Prompt: Give all of the lines again exactly as they read.

* Start Records provided *

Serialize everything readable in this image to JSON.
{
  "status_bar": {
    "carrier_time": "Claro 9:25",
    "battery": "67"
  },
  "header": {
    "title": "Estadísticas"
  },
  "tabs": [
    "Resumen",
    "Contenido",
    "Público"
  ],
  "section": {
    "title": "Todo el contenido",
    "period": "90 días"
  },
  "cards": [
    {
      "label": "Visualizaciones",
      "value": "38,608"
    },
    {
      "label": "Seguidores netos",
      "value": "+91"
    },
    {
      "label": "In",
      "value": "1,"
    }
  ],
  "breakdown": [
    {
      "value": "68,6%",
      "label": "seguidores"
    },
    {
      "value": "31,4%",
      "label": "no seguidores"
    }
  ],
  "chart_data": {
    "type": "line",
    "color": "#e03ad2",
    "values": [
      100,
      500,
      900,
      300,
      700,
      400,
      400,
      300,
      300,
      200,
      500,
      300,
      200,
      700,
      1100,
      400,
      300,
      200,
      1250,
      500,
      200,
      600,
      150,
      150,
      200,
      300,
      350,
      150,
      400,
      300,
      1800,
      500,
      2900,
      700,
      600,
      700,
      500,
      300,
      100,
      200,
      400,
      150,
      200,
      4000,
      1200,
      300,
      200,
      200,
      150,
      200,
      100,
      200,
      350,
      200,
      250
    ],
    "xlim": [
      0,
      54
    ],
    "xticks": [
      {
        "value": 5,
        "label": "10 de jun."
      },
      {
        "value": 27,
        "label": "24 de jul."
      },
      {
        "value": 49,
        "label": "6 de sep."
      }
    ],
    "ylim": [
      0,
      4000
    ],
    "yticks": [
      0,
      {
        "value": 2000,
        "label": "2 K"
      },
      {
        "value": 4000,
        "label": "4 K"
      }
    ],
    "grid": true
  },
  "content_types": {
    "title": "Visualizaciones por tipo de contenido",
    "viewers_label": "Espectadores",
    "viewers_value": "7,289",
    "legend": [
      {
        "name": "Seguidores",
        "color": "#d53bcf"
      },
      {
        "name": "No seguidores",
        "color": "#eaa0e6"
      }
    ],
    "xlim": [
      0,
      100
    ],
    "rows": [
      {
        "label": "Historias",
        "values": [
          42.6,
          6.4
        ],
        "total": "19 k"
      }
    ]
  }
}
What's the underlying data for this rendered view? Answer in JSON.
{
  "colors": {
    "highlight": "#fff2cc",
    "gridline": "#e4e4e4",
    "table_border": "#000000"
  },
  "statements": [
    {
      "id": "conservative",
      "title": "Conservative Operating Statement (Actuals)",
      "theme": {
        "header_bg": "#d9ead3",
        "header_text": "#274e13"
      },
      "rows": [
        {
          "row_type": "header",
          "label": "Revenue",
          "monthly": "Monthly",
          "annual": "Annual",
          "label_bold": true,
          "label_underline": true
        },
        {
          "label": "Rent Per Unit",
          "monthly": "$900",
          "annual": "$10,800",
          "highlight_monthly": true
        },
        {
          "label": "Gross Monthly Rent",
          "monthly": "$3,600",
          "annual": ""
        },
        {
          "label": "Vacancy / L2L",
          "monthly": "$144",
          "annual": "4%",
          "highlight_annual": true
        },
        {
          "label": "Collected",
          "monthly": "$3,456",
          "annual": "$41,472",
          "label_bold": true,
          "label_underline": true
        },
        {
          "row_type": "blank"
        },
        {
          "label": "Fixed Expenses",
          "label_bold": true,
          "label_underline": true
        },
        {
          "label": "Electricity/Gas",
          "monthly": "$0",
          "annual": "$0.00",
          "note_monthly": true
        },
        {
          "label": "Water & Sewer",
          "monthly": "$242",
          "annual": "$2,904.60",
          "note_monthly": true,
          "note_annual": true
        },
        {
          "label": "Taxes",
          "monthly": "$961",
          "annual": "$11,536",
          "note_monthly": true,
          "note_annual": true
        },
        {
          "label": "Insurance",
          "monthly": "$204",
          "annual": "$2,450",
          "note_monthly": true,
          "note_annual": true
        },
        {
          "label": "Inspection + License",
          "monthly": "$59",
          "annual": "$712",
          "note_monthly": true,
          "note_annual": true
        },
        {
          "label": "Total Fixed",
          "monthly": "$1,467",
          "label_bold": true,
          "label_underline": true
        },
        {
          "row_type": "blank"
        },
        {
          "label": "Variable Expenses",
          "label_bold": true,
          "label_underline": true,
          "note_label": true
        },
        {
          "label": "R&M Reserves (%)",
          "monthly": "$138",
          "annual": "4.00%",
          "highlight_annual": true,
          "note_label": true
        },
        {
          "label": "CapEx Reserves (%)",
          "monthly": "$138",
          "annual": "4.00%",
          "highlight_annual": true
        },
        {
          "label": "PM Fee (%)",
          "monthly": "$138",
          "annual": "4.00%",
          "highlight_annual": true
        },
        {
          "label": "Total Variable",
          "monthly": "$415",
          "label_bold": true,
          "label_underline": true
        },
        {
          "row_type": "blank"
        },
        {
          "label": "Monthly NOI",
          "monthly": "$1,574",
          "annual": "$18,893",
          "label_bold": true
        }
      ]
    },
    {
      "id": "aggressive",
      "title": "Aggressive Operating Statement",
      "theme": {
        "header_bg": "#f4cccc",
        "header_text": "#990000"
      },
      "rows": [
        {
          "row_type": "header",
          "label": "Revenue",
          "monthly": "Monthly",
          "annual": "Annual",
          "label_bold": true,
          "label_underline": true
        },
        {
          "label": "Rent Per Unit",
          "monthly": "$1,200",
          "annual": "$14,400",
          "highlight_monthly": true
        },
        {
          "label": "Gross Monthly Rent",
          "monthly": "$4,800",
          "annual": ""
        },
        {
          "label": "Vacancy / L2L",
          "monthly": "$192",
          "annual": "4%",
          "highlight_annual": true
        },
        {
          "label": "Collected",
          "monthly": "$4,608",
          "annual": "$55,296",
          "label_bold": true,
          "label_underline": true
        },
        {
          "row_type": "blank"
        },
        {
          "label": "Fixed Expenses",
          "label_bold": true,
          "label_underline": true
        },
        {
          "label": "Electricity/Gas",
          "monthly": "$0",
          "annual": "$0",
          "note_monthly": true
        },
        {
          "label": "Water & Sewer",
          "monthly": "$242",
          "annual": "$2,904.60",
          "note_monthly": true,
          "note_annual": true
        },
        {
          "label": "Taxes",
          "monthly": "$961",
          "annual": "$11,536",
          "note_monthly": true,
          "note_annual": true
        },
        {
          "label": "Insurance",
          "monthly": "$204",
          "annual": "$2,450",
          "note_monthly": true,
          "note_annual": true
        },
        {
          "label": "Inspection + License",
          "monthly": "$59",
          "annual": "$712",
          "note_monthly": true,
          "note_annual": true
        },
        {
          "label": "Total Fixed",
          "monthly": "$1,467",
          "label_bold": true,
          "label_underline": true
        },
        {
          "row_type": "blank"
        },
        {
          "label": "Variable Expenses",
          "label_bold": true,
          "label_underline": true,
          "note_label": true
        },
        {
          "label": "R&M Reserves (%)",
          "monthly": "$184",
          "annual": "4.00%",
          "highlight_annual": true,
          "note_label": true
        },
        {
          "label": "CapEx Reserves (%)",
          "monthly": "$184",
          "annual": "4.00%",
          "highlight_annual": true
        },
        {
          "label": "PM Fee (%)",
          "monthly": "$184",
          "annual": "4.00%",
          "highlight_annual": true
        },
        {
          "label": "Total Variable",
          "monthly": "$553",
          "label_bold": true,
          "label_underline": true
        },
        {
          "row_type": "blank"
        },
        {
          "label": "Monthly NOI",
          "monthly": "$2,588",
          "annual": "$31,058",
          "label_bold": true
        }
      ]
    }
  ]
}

* End Records provided *

Task response:
Serialize everything readable in this image to JSON.
{
  "status_bar": {
    "carrier_time": "Claro 9:25",
    "battery": "67"
  },
  "header": {
    "title": "Estadísticas"
  },
  "tabs": [
    "Resumen",
    "Contenido",
    "Público"
  ],
  "section": {
    "title": "Todo el contenido",
    "period": "90 días"
  },
  "cards": [
    {
      "label": "Visualizaciones",
      "value": "38,608"
    },
    {
      "label": "Seguidores netos",
      "value": "+91"
    },
    {
      "label": "In",
      "value": "1,"
    }
  ],
  "breakdown": [
    {
      "value": "68,6%",
      "label": "seguidores"
    },
    {
      "value": "31,4%",
      "label": "no seguidores"
    }
  ],
  "chart_data": {
    "type": "line",
    "color": "#e03ad2",
    "values": [
      100,
      500,
      900,
      300,
      700,
      400,
      400,
      300,
      300,
      200,
      500,
      300,
      200,
      700,
      1100,
      400,
      300,
      200,
      1250,
      500,
      200,
      600,
      150,
      150,
      200,
      300,
      350,
      150,
      400,
      300,
      1800,
      500,
      2900,
      700,
      600,
      700,
      500,
      300,
      100,
      200,
      400,
      150,
      200,
      4000,
      1200,
      300,
      200,
      200,
      150,
      200,
      100,
      200,
      350,
      200,
      250
    ],
    "xlim": [
      0,
      54
    ],
    "xticks": [
      {
        "value": 5,
        "label": "10 de jun."
      },
      {
        "value": 27,
        "label": "24 de jul."
      },
      {
        "value": 49,
        "label": "6 de sep."
      }
    ],
    "ylim": [
      0,
      4000
    ],
    "yticks": [
      0,
      {
        "value": 2000,
        "label": "2 K"
      },
      {
        "value": 4000,
        "label": "4 K"
      }
    ],
    "grid": true
  },
  "content_types": {
    "title": "Visualizaciones por tipo de contenido",
    "viewers_label": "Espectadores",
    "viewers_value": "7,289",
    "legend": [
      {
        "name": "Seguidores",
        "color": "#d53bcf"
      },
      {
        "name": "No seguidores",
        "color": "#eaa0e6"
      }
    ],
    "xlim": [
      0,
      100
    ],
    "rows": [
      {
        "label": "Historias",
        "values": [
          42.6,
          6.4
        ],
        "total": "19 k"
      }
    ]
  }
}
What's the underlying data for this rendered view? Answer in JSON.
{
  "colors": {
    "highlight": "#fff2cc",
    "gridline": "#e4e4e4",
    "table_border": "#000000"
  },
  "statements": [
    {
      "id": "conservative",
      "title": "Conservative Operating Statement (Actuals)",
      "theme": {
        "header_bg": "#d9ead3",
        "header_text": "#274e13"
      },
      "rows": [
        {
          "row_type": "header",
          "label": "Revenue",
          "monthly": "Monthly",
          "annual": "Annual",
          "label_bold": true,
          "label_underline": true
        },
        {
          "label": "Rent Per Unit",
          "monthly": "$900",
          "annual": "$10,800",
          "highlight_monthly": true
        },
        {
          "label": "Gross Monthly Rent",
          "monthly": "$3,600",
          "annual": ""
        },
        {
          "label": "Vacancy / L2L",
          "monthly": "$144",
          "annual": "4%",
          "highlight_annual": true
        },
        {
          "label": "Collected",
          "monthly": "$3,456",
          "annual": "$41,472",
          "label_bold": true,
          "label_underline": true
        },
        {
          "row_type": "blank"
        },
        {
          "label": "Fixed Expenses",
          "label_bold": true,
          "label_underline": true
        },
        {
          "label": "Electricity/Gas",
          "monthly": "$0",
          "annual": "$0.00",
          "note_monthly": true
        },
        {
          "label": "Water & Sewer",
          "monthly": "$242",
          "annual": "$2,904.60",
          "note_monthly": true,
          "note_annual": true
        },
        {
          "label": "Taxes",
          "monthly": "$961",
          "annual": "$11,536",
          "note_monthly": true,
          "note_annual": true
        },
        {
          "label": "Insurance",
          "monthly": "$204",
          "annual": "$2,450",
          "note_monthly": true,
          "note_annual": true
        },
        {
          "label": "Inspection + License",
          "monthly": "$59",
          "annual": "$712",
          "note_monthly": true,
          "note_annual": true
        },
        {
          "label": "Total Fixed",
          "monthly": "$1,467",
          "label_bold": true,
          "label_underline": true
        },
        {
          "row_type": "blank"
        },
        {
          "label": "Variable Expenses",
          "label_bold": true,
          "label_underline": true,
          "note_label": true
        },
        {
          "label": "R&M Reserves (%)",
          "monthly": "$138",
          "annual": "4.00%",
          "highlight_annual": true,
          "note_label": true
        },
        {
          "label": "CapEx Reserves (%)",
          "monthly": "$138",
          "annual": "4.00%",
          "highlight_annual": true
        },
        {
          "label": "PM Fee (%)",
          "monthly": "$138",
          "annual": "4.00%",
          "highlight_annual": true
        },
        {
          "label": "Total Variable",
          "monthly": "$415",
          "label_bold": true,
          "label_underline": true
        },
        {
          "row_type": "blank"
        },
        {
          "label": "Monthly NOI",
          "monthly": "$1,574",
          "annual": "$18,893",
          "label_bold": true
        }
      ]
    },
    {
      "id": "aggressive",
      "title": "Aggressive Operating Statement",
      "theme": {
        "header_bg": "#f4cccc",
        "header_text": "#990000"
      },
      "rows": [
        {
          "row_type": "header",
          "label": "Revenue",
          "monthly": "Monthly",
          "annual": "Annual",
          "label_bold": true,
          "label_underline": true
        },
        {
          "label": "Rent Per Unit",
          "monthly": "$1,200",
          "annual": "$14,400",
          "highlight_monthly": true
        },
        {
          "label": "Gross Monthly Rent",
          "monthly": "$4,800",
          "annual": ""
        },
        {
          "label": "Vacancy / L2L",
          "monthly": "$192",
          "annual": "4%",
          "highlight_annual": true
        },
        {
          "label": "Collected",
          "monthly": "$4,608",
          "annual": "$55,296",
          "label_bold": true,
          "label_underline": true
        },
        {
          "row_type": "blank"
        },
        {
          "label": "Fixed Expenses",
          "label_bold": true,
          "label_underline": true
        },
        {
          "label": "Electricity/Gas",
          "monthly": "$0",
          "annual": "$0",
          "note_monthly": true
        },
        {
          "label": "Water & Sewer",
          "monthly": "$242",
          "annual": "$2,904.60",
          "note_monthly": true,
          "note_annual": true
        },
        {
          "label": "Taxes",
          "monthly": "$961",
          "annual": "$11,536",
          "note_monthly": true,
          "note_annual": true
        },
        {
          "label": "Insurance",
          "monthly": "$204",
          "annual": "$2,450",
          "note_monthly": true,
          "note_annual": true
        },
        {
          "label": "Inspection + License",
          "monthly": "$59",
          "annual": "$712",
          "note_monthly": true,
          "note_annual": true
        },
        {
          "label": "Total Fixed",
          "monthly": "$1,467",
          "label_bold": true,
          "label_underline": true
        },
        {
          "row_type": "blank"
        },
        {
          "label": "Variable Expenses",
          "label_bold": true,
          "label_underline": true,
          "note_label": true
        },
        {
          "label": "R&M Reserves (%)",
          "monthly": "$184",
          "annual": "4.00%",
          "highlight_annual": true,
          "note_label": true
        },
        {
          "label": "CapEx Reserves (%)",
          "monthly": "$184",
          "annual": "4.00%",
          "highlight_annual": true
        },
        {
          "label": "PM Fee (%)",
          "monthly": "$184",
          "annual": "4.00%",
          "highlight_annual": true
        },
        {
          "label": "Total Variable",
          "monthly": "$553",
          "label_bold": true,
          "label_underline": true
        },
        {
          "row_type": "blank"
        },
        {
          "label": "Monthly NOI",
          "monthly": "$2,588",
          "annual": "$31,058",
          "label_bold": true
        }
      ]
    }
  ]
}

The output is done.